* Begin Available records *
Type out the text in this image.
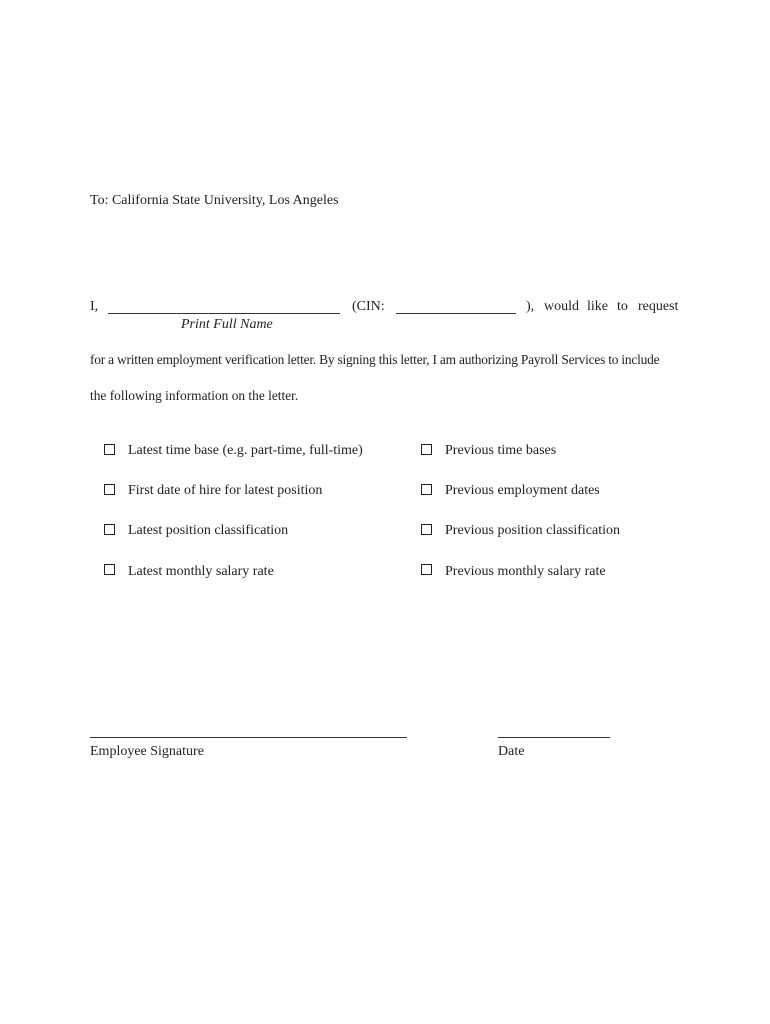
To: California State University, Los Angeles
I,	(CIN:	), would like to request
Print Full Name
for a written employment verification letter. By signing this letter, I am authorizing Payroll Services to include
the following information on the letter.
Latest time base (e.g. part-time, full-time)
First date of hire for latest position
Latest position classification
Latest monthly salary rate
Previous time bases
Previous employment dates
Previous position classification
Previous monthly salary rate
Employee Signature	Date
* End Available records *
▸ **Directive**:
Output the records above exactly; leave out the pictures.

▸ **Answer to the problem**:
Type out the text in this image.
To: California State University, Los Angeles
I,	(CIN:	), would like to request
Print Full Name
for a written employment verification letter. By signing this letter, I am authorizing Payroll Services to include
the following information on the letter.
Latest time base (e.g. part-time, full-time)
First date of hire for latest position
Latest position classification
Latest monthly salary rate
Previous time bases
Previous employment dates
Previous position classification
Previous monthly salary rate
Employee Signature	Date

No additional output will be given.